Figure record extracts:
------------------------------
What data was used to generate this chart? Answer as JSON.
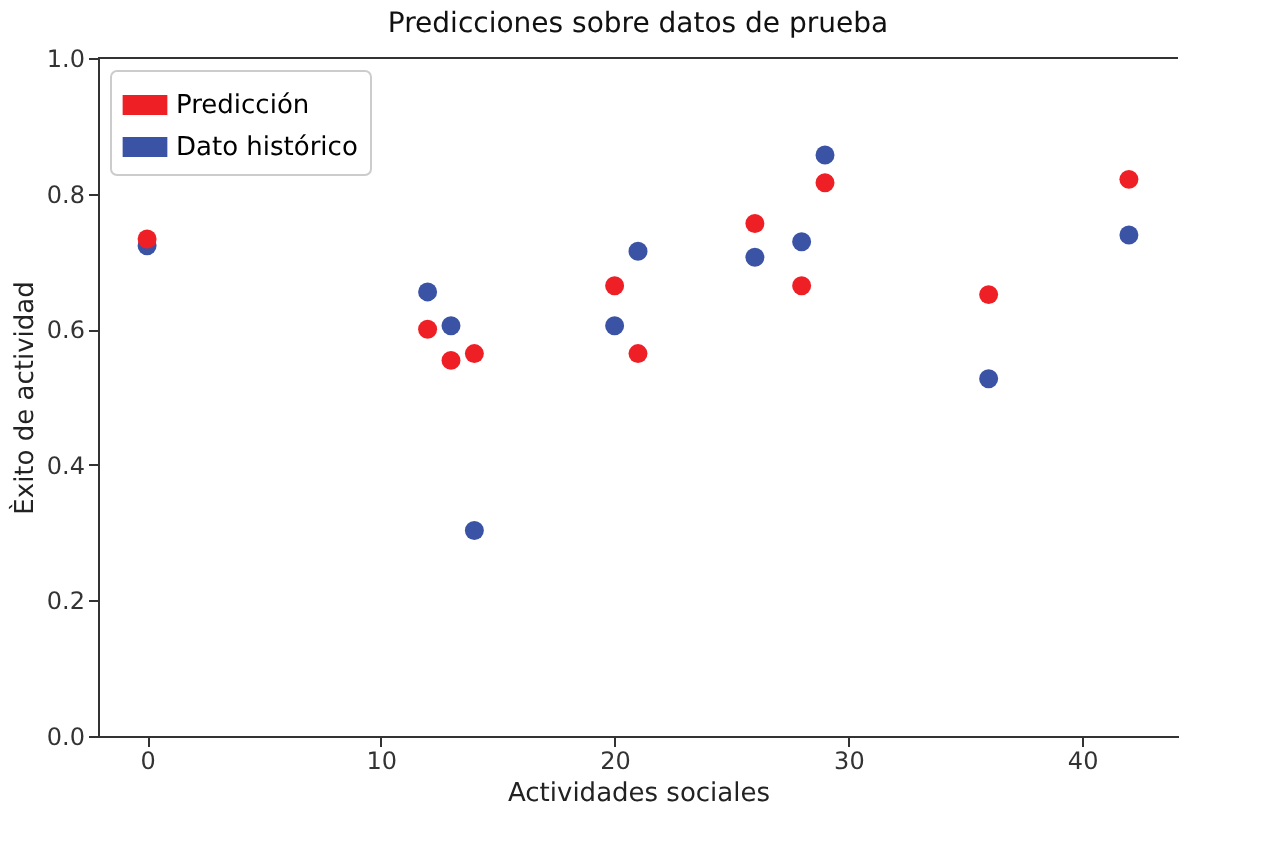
{
  "chart_data": {
    "type": "scatter",
    "title": "Predicciones sobre datos de prueba",
    "xlabel": "Actividades sociales",
    "ylabel": "Èxito de actividad",
    "x": [
      0,
      12,
      13,
      14,
      20,
      21,
      26,
      28,
      29,
      36,
      42
    ],
    "series": [
      {
        "name": "Predicción",
        "color": "#ee2026",
        "values": [
          0.733,
          0.6,
          0.554,
          0.564,
          0.664,
          0.564,
          0.756,
          0.664,
          0.816,
          0.651,
          0.821
        ]
      },
      {
        "name": "Dato histórico",
        "color": "#3a53a4",
        "values": [
          0.723,
          0.655,
          0.605,
          0.303,
          0.605,
          0.715,
          0.706,
          0.729,
          0.857,
          0.527,
          0.739
        ]
      }
    ],
    "xlim": [
      -2.1,
      44.1
    ],
    "ylim": [
      0,
      1
    ],
    "xticks": [
      0,
      10,
      20,
      30,
      40
    ],
    "yticks": [
      {
        "value": 0,
        "label": "0.0"
      },
      0.2,
      0.4,
      0.6,
      0.8,
      {
        "value": 1,
        "label": "1.0"
      }
    ],
    "marker": "circle",
    "legend": "top left",
    "grid": false
  }
}
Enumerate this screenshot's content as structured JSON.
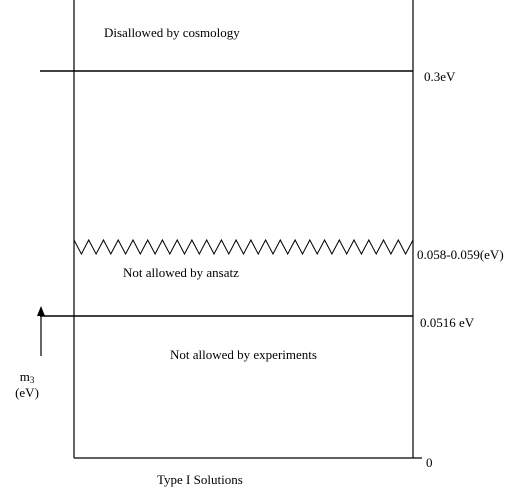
{
  "regions": {
    "top": "Disallowed by cosmology",
    "middle": "Not allowed by ansatz",
    "bottom": "Not allowed by experiments"
  },
  "levels": {
    "cosmology": "0.3eV",
    "ansatz": "0.058-0.059(eV)",
    "experiments": "0.0516 eV",
    "zero": "0"
  },
  "axis": {
    "symbol": "m",
    "subscript": "3",
    "unit": "(eV)",
    "arrow": "↑"
  },
  "caption": "Type I Solutions"
}
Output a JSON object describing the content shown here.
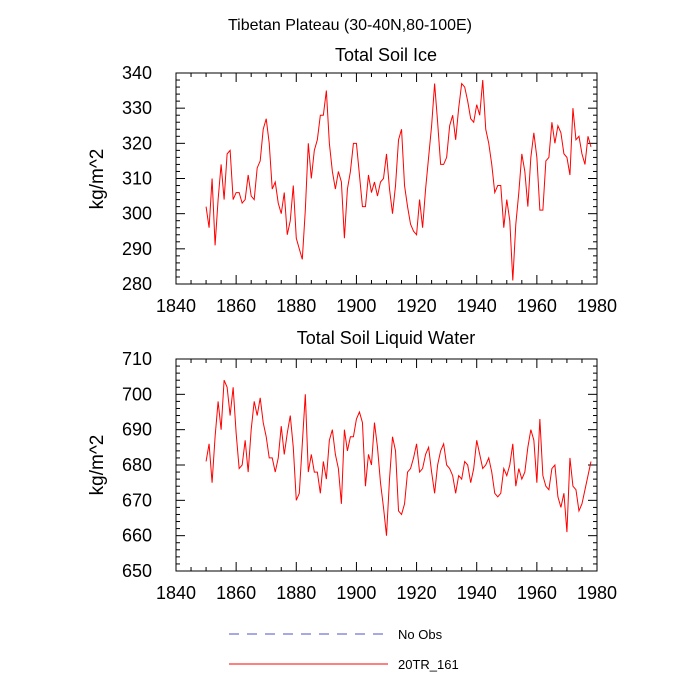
{
  "figure": {
    "suptitle": "Tibetan Plateau (30-40N,80-100E)"
  },
  "legend": {
    "items": [
      {
        "label": "No Obs",
        "color": "#5050c8",
        "dashed": true
      },
      {
        "label": "20TR_161",
        "color": "#ff0000",
        "dashed": false
      }
    ]
  },
  "chart_data": [
    {
      "type": "line",
      "title": "Total Soil Ice",
      "xlabel": "",
      "ylabel": "kg/m^2",
      "xlim": [
        1840,
        1980
      ],
      "ylim": [
        280,
        340
      ],
      "xticks": [
        1840,
        1860,
        1880,
        1900,
        1920,
        1940,
        1960,
        1980
      ],
      "yticks": [
        280,
        290,
        300,
        310,
        320,
        330,
        340
      ],
      "x_start": 1850,
      "x_step": 1,
      "series": [
        {
          "name": "20TR_161",
          "color": "#ff0000",
          "values": [
            302,
            296,
            310,
            291,
            304,
            314,
            304,
            317,
            318,
            304,
            306,
            306,
            303,
            304,
            311,
            305,
            304,
            313,
            315,
            324,
            327,
            320,
            307,
            309,
            303,
            300,
            306,
            294,
            298,
            308,
            293,
            290,
            287,
            301,
            320,
            310,
            318,
            321,
            328,
            328,
            335,
            320,
            312,
            307,
            312,
            309,
            293,
            307,
            312,
            320,
            320,
            311,
            302,
            302,
            311,
            306,
            309,
            305,
            309,
            310,
            317,
            307,
            300,
            308,
            321,
            324,
            308,
            302,
            297,
            295,
            294,
            304,
            296,
            307,
            316,
            325,
            337,
            326,
            314,
            314,
            316,
            325,
            328,
            321,
            330,
            337,
            336,
            332,
            327,
            326,
            331,
            328,
            338,
            324,
            320,
            314,
            306,
            308,
            308,
            296,
            304,
            298,
            281,
            297,
            306,
            317,
            312,
            302,
            316,
            323,
            316,
            301,
            301,
            315,
            316,
            326,
            320,
            325,
            323,
            317,
            316,
            311,
            330,
            321,
            322,
            317,
            314,
            322,
            319
          ]
        }
      ]
    },
    {
      "type": "line",
      "title": "Total Soil Liquid Water",
      "xlabel": "",
      "ylabel": "kg/m^2",
      "xlim": [
        1840,
        1980
      ],
      "ylim": [
        650,
        710
      ],
      "xticks": [
        1840,
        1860,
        1880,
        1900,
        1920,
        1940,
        1960,
        1980
      ],
      "yticks": [
        650,
        660,
        670,
        680,
        690,
        700,
        710
      ],
      "x_start": 1850,
      "x_step": 1,
      "series": [
        {
          "name": "20TR_161",
          "color": "#ff0000",
          "values": [
            681,
            686,
            675,
            688,
            698,
            690,
            704,
            702,
            694,
            702,
            689,
            679,
            680,
            687,
            678,
            690,
            698,
            694,
            699,
            692,
            688,
            682,
            682,
            678,
            682,
            691,
            683,
            689,
            694,
            685,
            670,
            672,
            686,
            700,
            678,
            683,
            678,
            678,
            672,
            681,
            676,
            687,
            690,
            683,
            679,
            669,
            690,
            684,
            688,
            688,
            693,
            695,
            692,
            674,
            683,
            680,
            692,
            685,
            675,
            668,
            660,
            676,
            688,
            684,
            667,
            666,
            669,
            678,
            679,
            682,
            686,
            678,
            679,
            683,
            685,
            678,
            672,
            680,
            684,
            686,
            680,
            679,
            677,
            672,
            677,
            676,
            681,
            680,
            675,
            679,
            687,
            683,
            679,
            680,
            682,
            678,
            672,
            671,
            672,
            679,
            677,
            680,
            686,
            674,
            679,
            676,
            678,
            685,
            690,
            687,
            675,
            693,
            677,
            674,
            673,
            679,
            680,
            671,
            668,
            672,
            661,
            682,
            674,
            673,
            667,
            669,
            673,
            677,
            681
          ]
        }
      ]
    }
  ]
}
------------------------------
Your copy of the data above should match it exactly, except that pictures are left out.

What data was used to generate this chart? Answer as JSON.
{
  "chart_data": {
    "type": "scatter",
    "title": "Predicciones sobre datos de prueba",
    "xlabel": "Actividades sociales",
    "ylabel": "Èxito de actividad",
    "x": [
      0,
      12,
      13,
      14,
      20,
      21,
      26,
      28,
      29,
      36,
      42
    ],
    "series": [
      {
        "name": "Predicción",
        "color": "#ee2026",
        "values": [
          0.733,
          0.6,
          0.554,
          0.564,
          0.664,
          0.564,
          0.756,
          0.664,
          0.816,
          0.651,
          0.821
        ]
      },
      {
        "name": "Dato histórico",
        "color": "#3a53a4",
        "values": [
          0.723,
          0.655,
          0.605,
          0.303,
          0.605,
          0.715,
          0.706,
          0.729,
          0.857,
          0.527,
          0.739
        ]
      }
    ],
    "xlim": [
      -2.1,
      44.1
    ],
    "ylim": [
      0,
      1
    ],
    "xticks": [
      0,
      10,
      20,
      30,
      40
    ],
    "yticks": [
      {
        "value": 0,
        "label": "0.0"
      },
      0.2,
      0.4,
      0.6,
      0.8,
      {
        "value": 1,
        "label": "1.0"
      }
    ],
    "marker": "circle",
    "legend": "top left",
    "grid": false
  }
}
Enumerate this screenshot's content as structured JSON.
{
  "regions": {
    "top": "Disallowed by cosmology",
    "middle": "Not allowed by ansatz",
    "bottom": "Not allowed by experiments"
  },
  "levels": {
    "cosmology": "0.3eV",
    "ansatz": "0.058-0.059(eV)",
    "experiments": "0.0516 eV",
    "zero": "0"
  },
  "axis": {
    "symbol": "m",
    "subscript": "3",
    "unit": "(eV)",
    "arrow": "↑"
  },
  "caption": "Type I Solutions"
}
Output a JSON object describing the content shown here.
{
  "figure": {
    "suptitle": "Tibetan Plateau (30-40N,80-100E)"
  },
  "legend": {
    "items": [
      {
        "label": "No Obs",
        "color": "#5050c8",
        "dashed": true
      },
      {
        "label": "20TR_161",
        "color": "#ff0000",
        "dashed": false
      }
    ]
  },
  "chart_data": [
    {
      "type": "line",
      "title": "Total Soil Ice",
      "xlabel": "",
      "ylabel": "kg/m^2",
      "xlim": [
        1840,
        1980
      ],
      "ylim": [
        280,
        340
      ],
      "xticks": [
        1840,
        1860,
        1880,
        1900,
        1920,
        1940,
        1960,
        1980
      ],
      "yticks": [
        280,
        290,
        300,
        310,
        320,
        330,
        340
      ],
      "x_start": 1850,
      "x_step": 1,
      "series": [
        {
          "name": "20TR_161",
          "color": "#ff0000",
          "values": [
            302,
            296,
            310,
            291,
            304,
            314,
            304,
            317,
            318,
            304,
            306,
            306,
            303,
            304,
            311,
            305,
            304,
            313,
            315,
            324,
            327,
            320,
            307,
            309,
            303,
            300,
            306,
            294,
            298,
            308,
            293,
            290,
            287,
            301,
            320,
            310,
            318,
            321,
            328,
            328,
            335,
            320,
            312,
            307,
            312,
            309,
            293,
            307,
            312,
            320,
            320,
            311,
            302,
            302,
            311,
            306,
            309,
            305,
            309,
            310,
            317,
            307,
            300,
            308,
            321,
            324,
            308,
            302,
            297,
            295,
            294,
            304,
            296,
            307,
            316,
            325,
            337,
            326,
            314,
            314,
            316,
            325,
            328,
            321,
            330,
            337,
            336,
            332,
            327,
            326,
            331,
            328,
            338,
            324,
            320,
            314,
            306,
            308,
            308,
            296,
            304,
            298,
            281,
            297,
            306,
            317,
            312,
            302,
            316,
            323,
            316,
            301,
            301,
            315,
            316,
            326,
            320,
            325,
            323,
            317,
            316,
            311,
            330,
            321,
            322,
            317,
            314,
            322,
            319
          ]
        }
      ]
    },
    {
      "type": "line",
      "title": "Total Soil Liquid Water",
      "xlabel": "",
      "ylabel": "kg/m^2",
      "xlim": [
        1840,
        1980
      ],
      "ylim": [
        650,
        710
      ],
      "xticks": [
        1840,
        1860,
        1880,
        1900,
        1920,
        1940,
        1960,
        1980
      ],
      "yticks": [
        650,
        660,
        670,
        680,
        690,
        700,
        710
      ],
      "x_start": 1850,
      "x_step": 1,
      "series": [
        {
          "name": "20TR_161",
          "color": "#ff0000",
          "values": [
            681,
            686,
            675,
            688,
            698,
            690,
            704,
            702,
            694,
            702,
            689,
            679,
            680,
            687,
            678,
            690,
            698,
            694,
            699,
            692,
            688,
            682,
            682,
            678,
            682,
            691,
            683,
            689,
            694,
            685,
            670,
            672,
            686,
            700,
            678,
            683,
            678,
            678,
            672,
            681,
            676,
            687,
            690,
            683,
            679,
            669,
            690,
            684,
            688,
            688,
            693,
            695,
            692,
            674,
            683,
            680,
            692,
            685,
            675,
            668,
            660,
            676,
            688,
            684,
            667,
            666,
            669,
            678,
            679,
            682,
            686,
            678,
            679,
            683,
            685,
            678,
            672,
            680,
            684,
            686,
            680,
            679,
            677,
            672,
            677,
            676,
            681,
            680,
            675,
            679,
            687,
            683,
            679,
            680,
            682,
            678,
            672,
            671,
            672,
            679,
            677,
            680,
            686,
            674,
            679,
            676,
            678,
            685,
            690,
            687,
            675,
            693,
            677,
            674,
            673,
            679,
            680,
            671,
            668,
            672,
            661,
            682,
            674,
            673,
            667,
            669,
            673,
            677,
            681
          ]
        }
      ]
    }
  ]
}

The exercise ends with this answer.